§ TASK REQUIREMENTS:
A) Translate this sentence from the passage on industrial REITs into Spanish: "Viva Industrial Trust acquired their Technopark at Chai Chee much earlier."
B) Quote the passage on industrial REITs from "I notice 2 case" up to and including "is 17 years.".

It would seem that no matter how we tried to improve governance to promote the healthy growth of particular sector, there may still be a way to game the system.

There have been much news by policy makers in response to better aligned REIT managers to promote the alignment of corporate business decisions made and that of shareholders interest.

One of the more prevalent one is the shift on management fee from based on assets under management, net property income to that of improvement to dividend per share.

Since what investors are looking for is the manager buying and selling properties that generates higher dividend per share and capital gains, these should be the metrics that are aligned to.

However, would this still be to the detriment of shareholders?

I notice 2 case study from 2 industrial REITs amongst my Dividend Stock Tracker that we can examine.

Soilbuild REIT acquired 72 Loyang Way, Technic’s premises for SG$97 million. The land lease was 23 years.

Viva Industrial Trust acquired their Technopark at Chai Chee much earlier. The land lease left is 17 years.

To help enabled urban redevelopment planning in the future to be better and to ensure industrialist cost of doing business is not too expensive, the maximum land lease for new properties in the future will be 30 years, so we will see more of these kind of industrial assets.

The acquisition will be justified by an accretive net property income.  However, I wonder if we are being myopic here to acquire assets that are so short in terms of land lease.

Suppose an industrial property have 1 year of land lease left, the value of the property will be the rent for 1 year. The net property income yield will be a 100% return. If a property have 5 year of land lease left, the value of the property will be the discounted aggregate of 5 years rent.

§ INFORMATION SUPPLIED:
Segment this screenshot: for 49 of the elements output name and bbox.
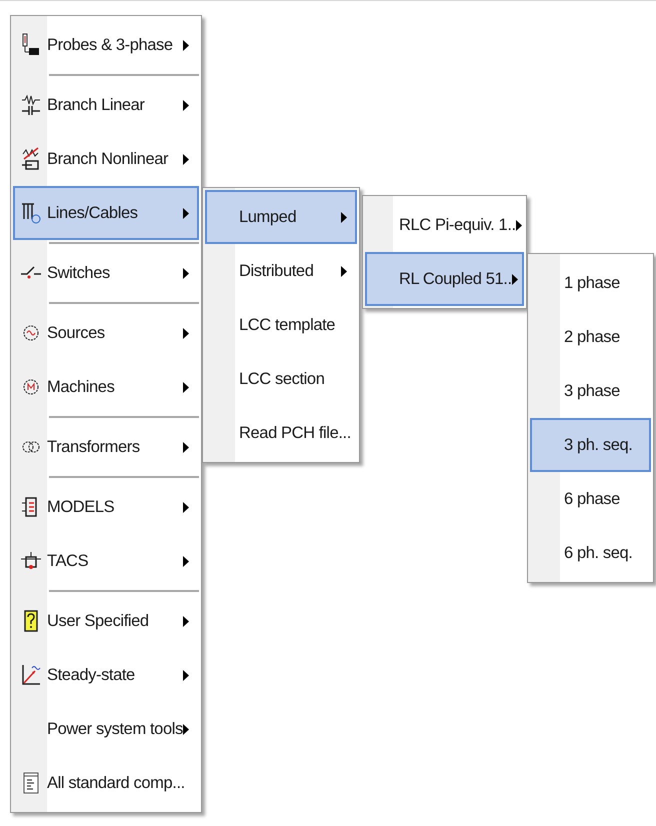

§ RESPONSES IN ORDER:
A) Viva Industrial Trust adquirió su Technopark en Chai Chee mucho antes.

B)
I notice 2 case study from 2 industrial REITs amongst my Dividend Stock Tracker that we can examine.

Soilbuild REIT acquired 72 Loyang Way, Technic’s premises for SG$97 million. The land lease was 23 years.

Viva Industrial Trust acquired their Technopark at Chai Chee much earlier. The land lease left is 17 years.